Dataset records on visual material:

******

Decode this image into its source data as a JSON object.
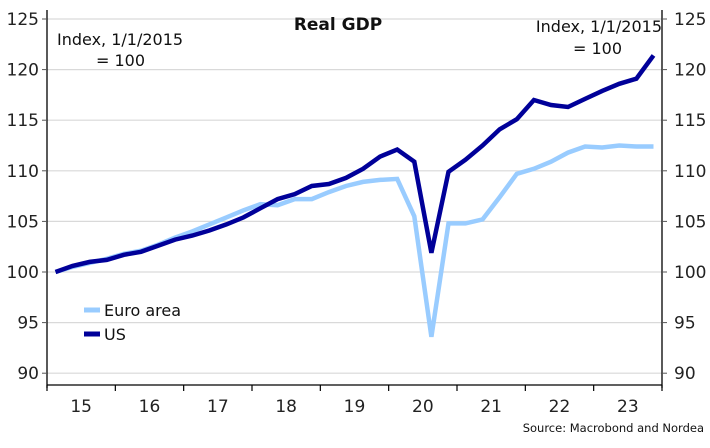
{
  "chart_data": {
    "type": "line",
    "title": "Real GDP",
    "annotation_left": [
      "Index, 1/1/2015",
      "= 100"
    ],
    "annotation_right": [
      "Index, 1/1/2015",
      "= 100"
    ],
    "source": "Source: Macrobond and Nordea",
    "xlabel": "",
    "ylabel": "",
    "ylim": [
      89,
      126
    ],
    "yticks": [
      90,
      95,
      100,
      105,
      110,
      115,
      120,
      125
    ],
    "ytick_labels": [
      "90",
      "95",
      "100",
      "105",
      "110",
      "115",
      "120",
      "125"
    ],
    "x_categories": [
      "15",
      "16",
      "17",
      "18",
      "19",
      "20",
      "21",
      "22",
      "23"
    ],
    "x_frequency": "quarterly",
    "x_start": "2015Q1",
    "x_end": "2023Q4",
    "grid": true,
    "legend_position": "bottom-left",
    "series": [
      {
        "name": "Euro area",
        "color": "#99CCFF",
        "values": [
          100.0,
          100.5,
          100.9,
          101.3,
          101.8,
          102.1,
          102.7,
          103.4,
          104.0,
          104.7,
          105.4,
          106.1,
          106.7,
          106.6,
          107.2,
          107.2,
          107.9,
          108.5,
          108.9,
          109.1,
          109.2,
          105.5,
          93.6,
          104.8,
          104.8,
          105.2,
          107.4,
          109.7,
          110.2,
          110.9,
          111.8,
          112.4,
          112.3,
          112.5,
          112.4,
          112.4
        ]
      },
      {
        "name": "US",
        "color": "#000099",
        "values": [
          100.0,
          100.6,
          101.0,
          101.2,
          101.7,
          102.0,
          102.6,
          103.2,
          103.6,
          104.1,
          104.7,
          105.4,
          106.3,
          107.2,
          107.7,
          108.5,
          108.7,
          109.3,
          110.2,
          111.4,
          112.1,
          110.9,
          101.9,
          109.9,
          111.1,
          112.5,
          114.1,
          115.1,
          117.0,
          116.5,
          116.3,
          117.1,
          117.9,
          118.6,
          119.1,
          121.4
        ]
      }
    ]
  }
}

******

Copy every line of the material in which the word "source" occurs.

Decode this image into its source data as a JSON object.
    "source": "Source: Macrobond and Nordea",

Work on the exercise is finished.